Task details
Each line that holds the word "label" counts once; give the total for the records below and nothing else.

Data listing
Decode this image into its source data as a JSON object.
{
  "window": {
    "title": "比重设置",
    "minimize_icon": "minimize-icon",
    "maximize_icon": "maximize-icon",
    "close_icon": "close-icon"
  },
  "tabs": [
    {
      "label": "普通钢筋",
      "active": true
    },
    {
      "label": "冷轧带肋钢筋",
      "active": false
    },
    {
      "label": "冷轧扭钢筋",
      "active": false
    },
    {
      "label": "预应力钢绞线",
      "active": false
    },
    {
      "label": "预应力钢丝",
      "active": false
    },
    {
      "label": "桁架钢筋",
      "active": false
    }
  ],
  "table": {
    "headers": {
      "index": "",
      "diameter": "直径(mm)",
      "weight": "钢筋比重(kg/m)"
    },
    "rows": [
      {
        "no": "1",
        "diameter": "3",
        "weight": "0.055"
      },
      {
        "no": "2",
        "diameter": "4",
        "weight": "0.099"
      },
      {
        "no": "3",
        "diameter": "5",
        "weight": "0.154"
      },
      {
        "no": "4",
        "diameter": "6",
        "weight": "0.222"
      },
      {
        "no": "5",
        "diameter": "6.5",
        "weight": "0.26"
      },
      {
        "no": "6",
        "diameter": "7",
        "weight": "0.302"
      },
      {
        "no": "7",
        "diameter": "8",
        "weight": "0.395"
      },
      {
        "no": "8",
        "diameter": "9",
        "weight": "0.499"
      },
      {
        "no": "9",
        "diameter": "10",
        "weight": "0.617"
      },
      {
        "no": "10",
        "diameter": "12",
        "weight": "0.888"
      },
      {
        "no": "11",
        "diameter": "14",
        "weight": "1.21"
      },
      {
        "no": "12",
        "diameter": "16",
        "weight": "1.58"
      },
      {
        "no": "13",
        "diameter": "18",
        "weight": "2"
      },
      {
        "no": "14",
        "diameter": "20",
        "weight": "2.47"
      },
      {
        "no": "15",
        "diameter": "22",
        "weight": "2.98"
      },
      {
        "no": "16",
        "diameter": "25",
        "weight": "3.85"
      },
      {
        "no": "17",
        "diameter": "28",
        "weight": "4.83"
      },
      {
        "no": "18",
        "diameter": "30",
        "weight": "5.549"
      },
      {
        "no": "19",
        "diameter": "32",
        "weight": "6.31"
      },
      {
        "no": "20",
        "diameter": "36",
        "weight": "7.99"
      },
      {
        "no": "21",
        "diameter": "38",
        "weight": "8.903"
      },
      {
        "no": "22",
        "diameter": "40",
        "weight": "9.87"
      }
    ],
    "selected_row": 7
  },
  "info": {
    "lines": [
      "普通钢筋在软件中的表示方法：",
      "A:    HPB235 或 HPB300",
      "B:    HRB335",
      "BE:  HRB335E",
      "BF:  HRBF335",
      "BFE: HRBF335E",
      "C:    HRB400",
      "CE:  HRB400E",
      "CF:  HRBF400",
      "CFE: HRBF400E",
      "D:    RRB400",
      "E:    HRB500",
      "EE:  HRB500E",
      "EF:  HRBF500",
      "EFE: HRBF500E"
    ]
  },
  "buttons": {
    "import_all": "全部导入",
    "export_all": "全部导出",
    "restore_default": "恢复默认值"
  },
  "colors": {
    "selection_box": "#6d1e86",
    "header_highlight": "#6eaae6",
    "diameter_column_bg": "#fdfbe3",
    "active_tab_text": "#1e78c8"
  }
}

Exercise solution
6